_EXTRACTED RECORDS_
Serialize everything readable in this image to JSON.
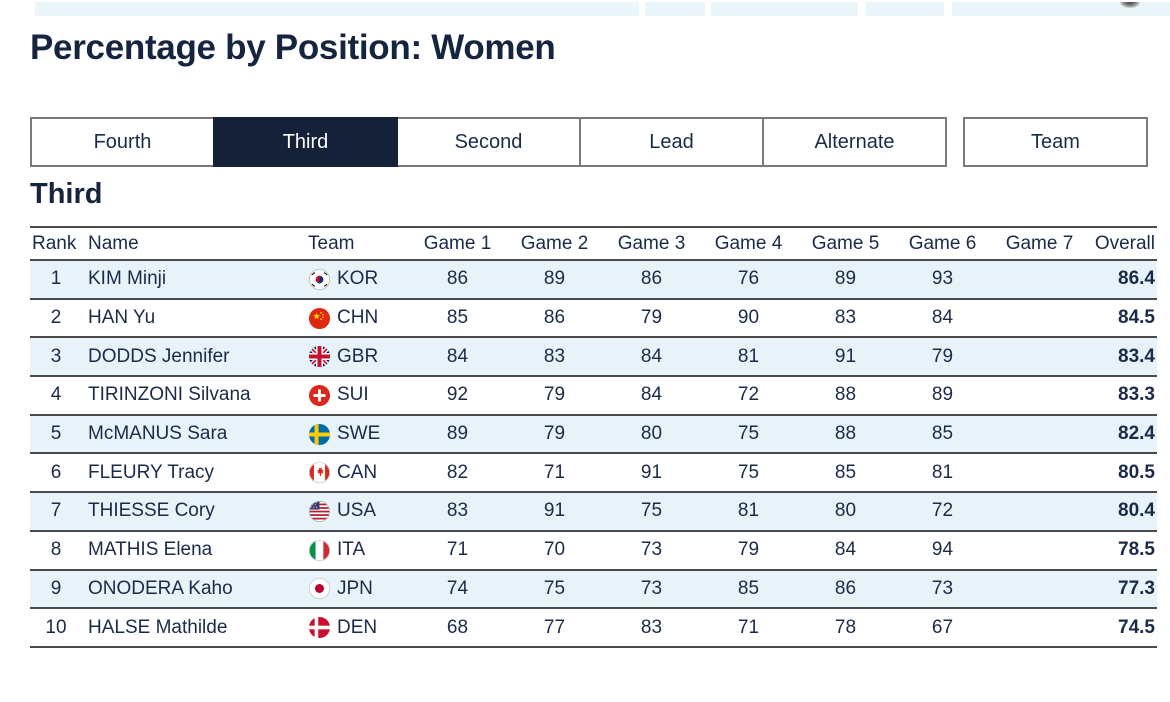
{
  "title": "Percentage by Position: Women",
  "tabs": {
    "items": [
      {
        "label": "Fourth",
        "active": false
      },
      {
        "label": "Third",
        "active": true
      },
      {
        "label": "Second",
        "active": false
      },
      {
        "label": "Lead",
        "active": false
      },
      {
        "label": "Alternate",
        "active": false
      },
      {
        "label": "Team",
        "active": false
      }
    ]
  },
  "section_heading": "Third",
  "table": {
    "columns": [
      "Rank",
      "Name",
      "Team",
      "Game 1",
      "Game 2",
      "Game 3",
      "Game 4",
      "Game 5",
      "Game 6",
      "Game 7",
      "Overall"
    ],
    "rows": [
      {
        "rank": "1",
        "name": "KIM Minji",
        "team": "KOR",
        "flag": "kor",
        "games": [
          "86",
          "89",
          "86",
          "76",
          "89",
          "93",
          ""
        ],
        "overall": "86.4"
      },
      {
        "rank": "2",
        "name": "HAN Yu",
        "team": "CHN",
        "flag": "chn",
        "games": [
          "85",
          "86",
          "79",
          "90",
          "83",
          "84",
          ""
        ],
        "overall": "84.5"
      },
      {
        "rank": "3",
        "name": "DODDS Jennifer",
        "team": "GBR",
        "flag": "gbr",
        "games": [
          "84",
          "83",
          "84",
          "81",
          "91",
          "79",
          ""
        ],
        "overall": "83.4"
      },
      {
        "rank": "4",
        "name": "TIRINZONI Silvana",
        "team": "SUI",
        "flag": "sui",
        "games": [
          "92",
          "79",
          "84",
          "72",
          "88",
          "89",
          ""
        ],
        "overall": "83.3"
      },
      {
        "rank": "5",
        "name": "McMANUS Sara",
        "team": "SWE",
        "flag": "swe",
        "games": [
          "89",
          "79",
          "80",
          "75",
          "88",
          "85",
          ""
        ],
        "overall": "82.4"
      },
      {
        "rank": "6",
        "name": "FLEURY Tracy",
        "team": "CAN",
        "flag": "can",
        "games": [
          "82",
          "71",
          "91",
          "75",
          "85",
          "81",
          ""
        ],
        "overall": "80.5"
      },
      {
        "rank": "7",
        "name": "THIESSE Cory",
        "team": "USA",
        "flag": "usa",
        "games": [
          "83",
          "91",
          "75",
          "81",
          "80",
          "72",
          ""
        ],
        "overall": "80.4"
      },
      {
        "rank": "8",
        "name": "MATHIS Elena",
        "team": "ITA",
        "flag": "ita",
        "games": [
          "71",
          "70",
          "73",
          "79",
          "84",
          "94",
          ""
        ],
        "overall": "78.5"
      },
      {
        "rank": "9",
        "name": "ONODERA Kaho",
        "team": "JPN",
        "flag": "jpn",
        "games": [
          "74",
          "75",
          "73",
          "85",
          "86",
          "73",
          ""
        ],
        "overall": "77.3"
      },
      {
        "rank": "10",
        "name": "HALSE Mathilde",
        "team": "DEN",
        "flag": "den",
        "games": [
          "68",
          "77",
          "83",
          "71",
          "78",
          "67",
          ""
        ],
        "overall": "74.5"
      }
    ]
  },
  "colors": {
    "text_navy": "#1a2b49",
    "active_tab_bg": "#152039",
    "row_alt_bg": "#e7f3f8",
    "topbar_bg": "#eaf6f9",
    "rule_gray": "#4a4a4a",
    "tab_border_gray": "#7a7a7a"
  }
}
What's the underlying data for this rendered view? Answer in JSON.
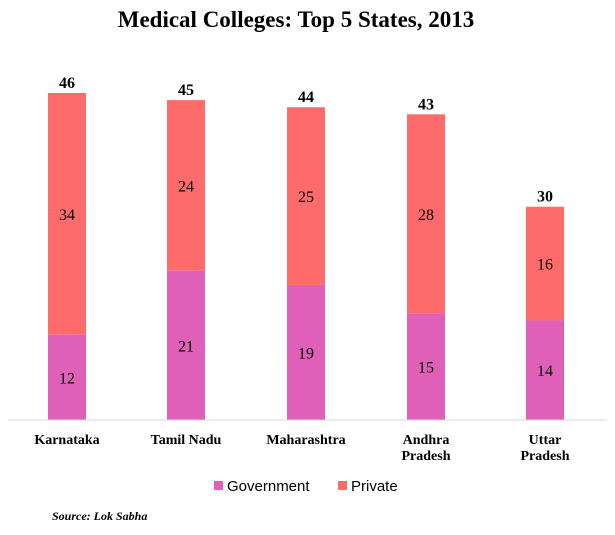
{
  "chart_data": {
    "type": "bar",
    "stacked": true,
    "title": "Medical Colleges: Top 5 States, 2013",
    "categories": [
      "Karnataka",
      "Tamil Nadu",
      "Maharashtra",
      "Andhra Pradesh",
      "Uttar Pradesh"
    ],
    "series": [
      {
        "name": "Government",
        "color": "#e05fb7",
        "values": [
          12,
          21,
          19,
          15,
          14
        ]
      },
      {
        "name": "Private",
        "color": "#ff6b6b",
        "values": [
          34,
          24,
          25,
          28,
          16
        ]
      }
    ],
    "totals": [
      46,
      45,
      44,
      43,
      30
    ],
    "ylim": [
      0,
      46
    ],
    "grid": false,
    "legend_position": "bottom",
    "source": "Source: Lok Sabha"
  }
}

_WHAT YOU HAVE TO DO_
Copy the material above exactly and drop the pictures.

_TASK SOLUTION_
Serialize everything readable in this image to JSON.
{
  "title": "Percentage by Position: Women",
  "tabs": {
    "items": [
      {
        "label": "Fourth",
        "active": false
      },
      {
        "label": "Third",
        "active": true
      },
      {
        "label": "Second",
        "active": false
      },
      {
        "label": "Lead",
        "active": false
      },
      {
        "label": "Alternate",
        "active": false
      },
      {
        "label": "Team",
        "active": false
      }
    ]
  },
  "section_heading": "Third",
  "table": {
    "columns": [
      "Rank",
      "Name",
      "Team",
      "Game 1",
      "Game 2",
      "Game 3",
      "Game 4",
      "Game 5",
      "Game 6",
      "Game 7",
      "Overall"
    ],
    "rows": [
      {
        "rank": "1",
        "name": "KIM Minji",
        "team": "KOR",
        "flag": "kor",
        "games": [
          "86",
          "89",
          "86",
          "76",
          "89",
          "93",
          ""
        ],
        "overall": "86.4"
      },
      {
        "rank": "2",
        "name": "HAN Yu",
        "team": "CHN",
        "flag": "chn",
        "games": [
          "85",
          "86",
          "79",
          "90",
          "83",
          "84",
          ""
        ],
        "overall": "84.5"
      },
      {
        "rank": "3",
        "name": "DODDS Jennifer",
        "team": "GBR",
        "flag": "gbr",
        "games": [
          "84",
          "83",
          "84",
          "81",
          "91",
          "79",
          ""
        ],
        "overall": "83.4"
      },
      {
        "rank": "4",
        "name": "TIRINZONI Silvana",
        "team": "SUI",
        "flag": "sui",
        "games": [
          "92",
          "79",
          "84",
          "72",
          "88",
          "89",
          ""
        ],
        "overall": "83.3"
      },
      {
        "rank": "5",
        "name": "McMANUS Sara",
        "team": "SWE",
        "flag": "swe",
        "games": [
          "89",
          "79",
          "80",
          "75",
          "88",
          "85",
          ""
        ],
        "overall": "82.4"
      },
      {
        "rank": "6",
        "name": "FLEURY Tracy",
        "team": "CAN",
        "flag": "can",
        "games": [
          "82",
          "71",
          "91",
          "75",
          "85",
          "81",
          ""
        ],
        "overall": "80.5"
      },
      {
        "rank": "7",
        "name": "THIESSE Cory",
        "team": "USA",
        "flag": "usa",
        "games": [
          "83",
          "91",
          "75",
          "81",
          "80",
          "72",
          ""
        ],
        "overall": "80.4"
      },
      {
        "rank": "8",
        "name": "MATHIS Elena",
        "team": "ITA",
        "flag": "ita",
        "games": [
          "71",
          "70",
          "73",
          "79",
          "84",
          "94",
          ""
        ],
        "overall": "78.5"
      },
      {
        "rank": "9",
        "name": "ONODERA Kaho",
        "team": "JPN",
        "flag": "jpn",
        "games": [
          "74",
          "75",
          "73",
          "85",
          "86",
          "73",
          ""
        ],
        "overall": "77.3"
      },
      {
        "rank": "10",
        "name": "HALSE Mathilde",
        "team": "DEN",
        "flag": "den",
        "games": [
          "68",
          "77",
          "83",
          "71",
          "78",
          "67",
          ""
        ],
        "overall": "74.5"
      }
    ]
  },
  "colors": {
    "text_navy": "#1a2b49",
    "active_tab_bg": "#152039",
    "row_alt_bg": "#e7f3f8",
    "topbar_bg": "#eaf6f9",
    "rule_gray": "#4a4a4a",
    "tab_border_gray": "#7a7a7a"
  }
}
What's the underlying data for this rendered view? Answer in JSON.
{
  "chart_data": {
    "type": "bar",
    "stacked": true,
    "title": "Medical Colleges: Top 5 States, 2013",
    "categories": [
      "Karnataka",
      "Tamil Nadu",
      "Maharashtra",
      "Andhra Pradesh",
      "Uttar Pradesh"
    ],
    "series": [
      {
        "name": "Government",
        "color": "#e05fb7",
        "values": [
          12,
          21,
          19,
          15,
          14
        ]
      },
      {
        "name": "Private",
        "color": "#ff6b6b",
        "values": [
          34,
          24,
          25,
          28,
          16
        ]
      }
    ],
    "totals": [
      46,
      45,
      44,
      43,
      30
    ],
    "ylim": [
      0,
      46
    ],
    "grid": false,
    "legend_position": "bottom",
    "source": "Source: Lok Sabha"
  }
}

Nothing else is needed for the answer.